Every line below should be repeated exactly.
※
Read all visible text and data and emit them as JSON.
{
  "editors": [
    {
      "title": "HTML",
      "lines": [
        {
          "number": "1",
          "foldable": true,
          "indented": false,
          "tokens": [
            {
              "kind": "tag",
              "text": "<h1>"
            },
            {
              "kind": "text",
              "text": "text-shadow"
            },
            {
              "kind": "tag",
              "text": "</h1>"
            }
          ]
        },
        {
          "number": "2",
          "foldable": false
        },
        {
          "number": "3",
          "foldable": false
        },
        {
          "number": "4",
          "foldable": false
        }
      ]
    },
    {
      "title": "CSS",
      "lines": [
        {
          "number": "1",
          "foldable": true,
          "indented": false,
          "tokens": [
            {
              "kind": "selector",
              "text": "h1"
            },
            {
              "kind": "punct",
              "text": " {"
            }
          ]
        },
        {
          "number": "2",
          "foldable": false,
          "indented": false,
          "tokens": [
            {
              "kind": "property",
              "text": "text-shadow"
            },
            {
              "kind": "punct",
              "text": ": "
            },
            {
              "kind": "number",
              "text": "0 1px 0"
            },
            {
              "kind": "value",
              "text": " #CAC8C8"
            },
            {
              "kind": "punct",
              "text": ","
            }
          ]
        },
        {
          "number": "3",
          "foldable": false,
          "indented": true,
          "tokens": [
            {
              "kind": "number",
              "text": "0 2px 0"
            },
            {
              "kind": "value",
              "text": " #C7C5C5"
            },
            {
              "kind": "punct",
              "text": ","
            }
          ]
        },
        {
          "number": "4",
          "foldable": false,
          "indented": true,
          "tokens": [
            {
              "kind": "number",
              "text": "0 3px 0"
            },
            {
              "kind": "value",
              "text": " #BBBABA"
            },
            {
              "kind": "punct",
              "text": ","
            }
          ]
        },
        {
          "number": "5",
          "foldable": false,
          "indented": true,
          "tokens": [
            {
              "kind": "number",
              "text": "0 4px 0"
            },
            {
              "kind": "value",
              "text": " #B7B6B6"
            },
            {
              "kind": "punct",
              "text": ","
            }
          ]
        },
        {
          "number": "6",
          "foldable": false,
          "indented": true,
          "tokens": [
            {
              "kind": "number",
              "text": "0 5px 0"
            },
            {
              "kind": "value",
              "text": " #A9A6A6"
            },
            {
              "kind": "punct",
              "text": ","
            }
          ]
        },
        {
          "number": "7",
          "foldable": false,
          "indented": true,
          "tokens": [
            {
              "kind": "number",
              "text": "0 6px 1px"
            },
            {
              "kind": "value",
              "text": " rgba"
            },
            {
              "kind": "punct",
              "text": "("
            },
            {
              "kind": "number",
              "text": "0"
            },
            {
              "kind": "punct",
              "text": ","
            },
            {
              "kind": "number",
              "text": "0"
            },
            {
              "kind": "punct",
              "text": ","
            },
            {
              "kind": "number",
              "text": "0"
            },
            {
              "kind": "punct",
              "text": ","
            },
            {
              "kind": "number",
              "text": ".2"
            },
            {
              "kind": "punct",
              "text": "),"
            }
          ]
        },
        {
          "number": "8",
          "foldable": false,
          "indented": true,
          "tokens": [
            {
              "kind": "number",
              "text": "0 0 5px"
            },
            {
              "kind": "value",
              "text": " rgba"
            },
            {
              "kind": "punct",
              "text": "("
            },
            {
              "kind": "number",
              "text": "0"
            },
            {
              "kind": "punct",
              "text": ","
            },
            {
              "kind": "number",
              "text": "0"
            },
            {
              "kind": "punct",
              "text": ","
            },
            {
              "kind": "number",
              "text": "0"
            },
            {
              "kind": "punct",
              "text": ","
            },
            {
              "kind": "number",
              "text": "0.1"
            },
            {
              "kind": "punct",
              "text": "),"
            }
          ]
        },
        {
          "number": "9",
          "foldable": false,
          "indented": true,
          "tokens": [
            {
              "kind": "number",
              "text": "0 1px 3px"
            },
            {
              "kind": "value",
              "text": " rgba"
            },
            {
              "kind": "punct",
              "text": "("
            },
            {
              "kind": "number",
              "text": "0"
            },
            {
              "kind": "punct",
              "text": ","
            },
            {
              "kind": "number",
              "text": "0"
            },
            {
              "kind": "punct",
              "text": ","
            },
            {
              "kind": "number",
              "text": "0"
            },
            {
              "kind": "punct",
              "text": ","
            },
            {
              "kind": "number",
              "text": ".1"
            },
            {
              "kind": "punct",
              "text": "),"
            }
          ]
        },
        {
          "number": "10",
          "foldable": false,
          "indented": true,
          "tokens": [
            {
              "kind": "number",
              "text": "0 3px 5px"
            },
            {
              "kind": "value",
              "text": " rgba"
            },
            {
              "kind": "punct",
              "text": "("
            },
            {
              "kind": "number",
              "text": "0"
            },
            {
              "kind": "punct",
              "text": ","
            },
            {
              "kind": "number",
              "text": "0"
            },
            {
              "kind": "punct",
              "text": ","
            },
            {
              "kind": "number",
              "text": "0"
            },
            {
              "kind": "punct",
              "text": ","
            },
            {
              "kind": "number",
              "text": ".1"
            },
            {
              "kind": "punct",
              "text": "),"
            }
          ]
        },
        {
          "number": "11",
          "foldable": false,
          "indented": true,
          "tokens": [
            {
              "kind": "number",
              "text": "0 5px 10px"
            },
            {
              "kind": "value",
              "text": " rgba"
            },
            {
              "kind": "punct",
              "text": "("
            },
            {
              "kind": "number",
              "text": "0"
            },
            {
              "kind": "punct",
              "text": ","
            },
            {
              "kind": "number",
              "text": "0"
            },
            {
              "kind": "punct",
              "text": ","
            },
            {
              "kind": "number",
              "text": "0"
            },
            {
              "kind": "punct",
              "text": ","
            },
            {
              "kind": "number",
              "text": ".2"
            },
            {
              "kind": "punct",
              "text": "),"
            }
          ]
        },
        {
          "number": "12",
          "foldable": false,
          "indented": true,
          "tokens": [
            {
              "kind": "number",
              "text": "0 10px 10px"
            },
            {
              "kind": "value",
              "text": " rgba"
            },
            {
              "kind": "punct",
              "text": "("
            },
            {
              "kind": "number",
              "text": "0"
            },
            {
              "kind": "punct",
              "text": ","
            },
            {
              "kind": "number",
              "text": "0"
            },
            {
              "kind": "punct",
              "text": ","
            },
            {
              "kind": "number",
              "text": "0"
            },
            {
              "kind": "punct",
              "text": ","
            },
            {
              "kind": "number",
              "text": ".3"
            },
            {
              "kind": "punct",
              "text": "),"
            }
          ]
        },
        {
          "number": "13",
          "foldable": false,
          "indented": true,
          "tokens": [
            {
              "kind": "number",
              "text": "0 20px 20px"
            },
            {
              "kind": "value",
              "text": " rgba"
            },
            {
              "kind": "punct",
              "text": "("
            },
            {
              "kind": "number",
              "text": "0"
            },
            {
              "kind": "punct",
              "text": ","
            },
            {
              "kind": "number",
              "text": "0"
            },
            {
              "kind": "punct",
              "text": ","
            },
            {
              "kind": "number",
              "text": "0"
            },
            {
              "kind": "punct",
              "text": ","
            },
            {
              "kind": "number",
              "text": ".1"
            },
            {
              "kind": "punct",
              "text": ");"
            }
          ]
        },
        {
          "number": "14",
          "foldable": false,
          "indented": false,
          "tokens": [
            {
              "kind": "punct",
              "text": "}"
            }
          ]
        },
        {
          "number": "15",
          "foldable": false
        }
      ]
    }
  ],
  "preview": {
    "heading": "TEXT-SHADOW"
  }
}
※
RESPONSE ->
Read all visible text and data and emit them as JSON.
{
  "editors": [
    {
      "title": "HTML",
      "lines": [
        {
          "number": "1",
          "foldable": true,
          "indented": false,
          "tokens": [
            {
              "kind": "tag",
              "text": "<h1>"
            },
            {
              "kind": "text",
              "text": "text-shadow"
            },
            {
              "kind": "tag",
              "text": "</h1>"
            }
          ]
        },
        {
          "number": "2",
          "foldable": false
        },
        {
          "number": "3",
          "foldable": false
        },
        {
          "number": "4",
          "foldable": false
        }
      ]
    },
    {
      "title": "CSS",
      "lines": [
        {
          "number": "1",
          "foldable": true,
          "indented": false,
          "tokens": [
            {
              "kind": "selector",
              "text": "h1"
            },
            {
              "kind": "punct",
              "text": " {"
            }
          ]
        },
        {
          "number": "2",
          "foldable": false,
          "indented": false,
          "tokens": [
            {
              "kind": "property",
              "text": "text-shadow"
            },
            {
              "kind": "punct",
              "text": ": "
            },
            {
              "kind": "number",
              "text": "0 1px 0"
            },
            {
              "kind": "value",
              "text": " #CAC8C8"
            },
            {
              "kind": "punct",
              "text": ","
            }
          ]
        },
        {
          "number": "3",
          "foldable": false,
          "indented": true,
          "tokens": [
            {
              "kind": "number",
              "text": "0 2px 0"
            },
            {
              "kind": "value",
              "text": " #C7C5C5"
            },
            {
              "kind": "punct",
              "text": ","
            }
          ]
        },
        {
          "number": "4",
          "foldable": false,
          "indented": true,
          "tokens": [
            {
              "kind": "number",
              "text": "0 3px 0"
            },
            {
              "kind": "value",
              "text": " #BBBABA"
            },
            {
              "kind": "punct",
              "text": ","
            }
          ]
        },
        {
          "number": "5",
          "foldable": false,
          "indented": true,
          "tokens": [
            {
              "kind": "number",
              "text": "0 4px 0"
            },
            {
              "kind": "value",
              "text": " #B7B6B6"
            },
            {
              "kind": "punct",
              "text": ","
            }
          ]
        },
        {
          "number": "6",
          "foldable": false,
          "indented": true,
          "tokens": [
            {
              "kind": "number",
              "text": "0 5px 0"
            },
            {
              "kind": "value",
              "text": " #A9A6A6"
            },
            {
              "kind": "punct",
              "text": ","
            }
          ]
        },
        {
          "number": "7",
          "foldable": false,
          "indented": true,
          "tokens": [
            {
              "kind": "number",
              "text": "0 6px 1px"
            },
            {
              "kind": "value",
              "text": " rgba"
            },
            {
              "kind": "punct",
              "text": "("
            },
            {
              "kind": "number",
              "text": "0"
            },
            {
              "kind": "punct",
              "text": ","
            },
            {
              "kind": "number",
              "text": "0"
            },
            {
              "kind": "punct",
              "text": ","
            },
            {
              "kind": "number",
              "text": "0"
            },
            {
              "kind": "punct",
              "text": ","
            },
            {
              "kind": "number",
              "text": ".2"
            },
            {
              "kind": "punct",
              "text": "),"
            }
          ]
        },
        {
          "number": "8",
          "foldable": false,
          "indented": true,
          "tokens": [
            {
              "kind": "number",
              "text": "0 0 5px"
            },
            {
              "kind": "value",
              "text": " rgba"
            },
            {
              "kind": "punct",
              "text": "("
            },
            {
              "kind": "number",
              "text": "0"
            },
            {
              "kind": "punct",
              "text": ","
            },
            {
              "kind": "number",
              "text": "0"
            },
            {
              "kind": "punct",
              "text": ","
            },
            {
              "kind": "number",
              "text": "0"
            },
            {
              "kind": "punct",
              "text": ","
            },
            {
              "kind": "number",
              "text": "0.1"
            },
            {
              "kind": "punct",
              "text": "),"
            }
          ]
        },
        {
          "number": "9",
          "foldable": false,
          "indented": true,
          "tokens": [
            {
              "kind": "number",
              "text": "0 1px 3px"
            },
            {
              "kind": "value",
              "text": " rgba"
            },
            {
              "kind": "punct",
              "text": "("
            },
            {
              "kind": "number",
              "text": "0"
            },
            {
              "kind": "punct",
              "text": ","
            },
            {
              "kind": "number",
              "text": "0"
            },
            {
              "kind": "punct",
              "text": ","
            },
            {
              "kind": "number",
              "text": "0"
            },
            {
              "kind": "punct",
              "text": ","
            },
            {
              "kind": "number",
              "text": ".1"
            },
            {
              "kind": "punct",
              "text": "),"
            }
          ]
        },
        {
          "number": "10",
          "foldable": false,
          "indented": true,
          "tokens": [
            {
              "kind": "number",
              "text": "0 3px 5px"
            },
            {
              "kind": "value",
              "text": " rgba"
            },
            {
              "kind": "punct",
              "text": "("
            },
            {
              "kind": "number",
              "text": "0"
            },
            {
              "kind": "punct",
              "text": ","
            },
            {
              "kind": "number",
              "text": "0"
            },
            {
              "kind": "punct",
              "text": ","
            },
            {
              "kind": "number",
              "text": "0"
            },
            {
              "kind": "punct",
              "text": ","
            },
            {
              "kind": "number",
              "text": ".1"
            },
            {
              "kind": "punct",
              "text": "),"
            }
          ]
        },
        {
          "number": "11",
          "foldable": false,
          "indented": true,
          "tokens": [
            {
              "kind": "number",
              "text": "0 5px 10px"
            },
            {
              "kind": "value",
              "text": " rgba"
            },
            {
              "kind": "punct",
              "text": "("
            },
            {
              "kind": "number",
              "text": "0"
            },
            {
              "kind": "punct",
              "text": ","
            },
            {
              "kind": "number",
              "text": "0"
            },
            {
              "kind": "punct",
              "text": ","
            },
            {
              "kind": "number",
              "text": "0"
            },
            {
              "kind": "punct",
              "text": ","
            },
            {
              "kind": "number",
              "text": ".2"
            },
            {
              "kind": "punct",
              "text": "),"
            }
          ]
        },
        {
          "number": "12",
          "foldable": false,
          "indented": true,
          "tokens": [
            {
              "kind": "number",
              "text": "0 10px 10px"
            },
            {
              "kind": "value",
              "text": " rgba"
            },
            {
              "kind": "punct",
              "text": "("
            },
            {
              "kind": "number",
              "text": "0"
            },
            {
              "kind": "punct",
              "text": ","
            },
            {
              "kind": "number",
              "text": "0"
            },
            {
              "kind": "punct",
              "text": ","
            },
            {
              "kind": "number",
              "text": "0"
            },
            {
              "kind": "punct",
              "text": ","
            },
            {
              "kind": "number",
              "text": ".3"
            },
            {
              "kind": "punct",
              "text": "),"
            }
          ]
        },
        {
          "number": "13",
          "foldable": false,
          "indented": true,
          "tokens": [
            {
              "kind": "number",
              "text": "0 20px 20px"
            },
            {
              "kind": "value",
              "text": " rgba"
            },
            {
              "kind": "punct",
              "text": "("
            },
            {
              "kind": "number",
              "text": "0"
            },
            {
              "kind": "punct",
              "text": ","
            },
            {
              "kind": "number",
              "text": "0"
            },
            {
              "kind": "punct",
              "text": ","
            },
            {
              "kind": "number",
              "text": "0"
            },
            {
              "kind": "punct",
              "text": ","
            },
            {
              "kind": "number",
              "text": ".1"
            },
            {
              "kind": "punct",
              "text": ");"
            }
          ]
        },
        {
          "number": "14",
          "foldable": false,
          "indented": false,
          "tokens": [
            {
              "kind": "punct",
              "text": "}"
            }
          ]
        },
        {
          "number": "15",
          "foldable": false
        }
      ]
    }
  ],
  "preview": {
    "heading": "TEXT-SHADOW"
  }
}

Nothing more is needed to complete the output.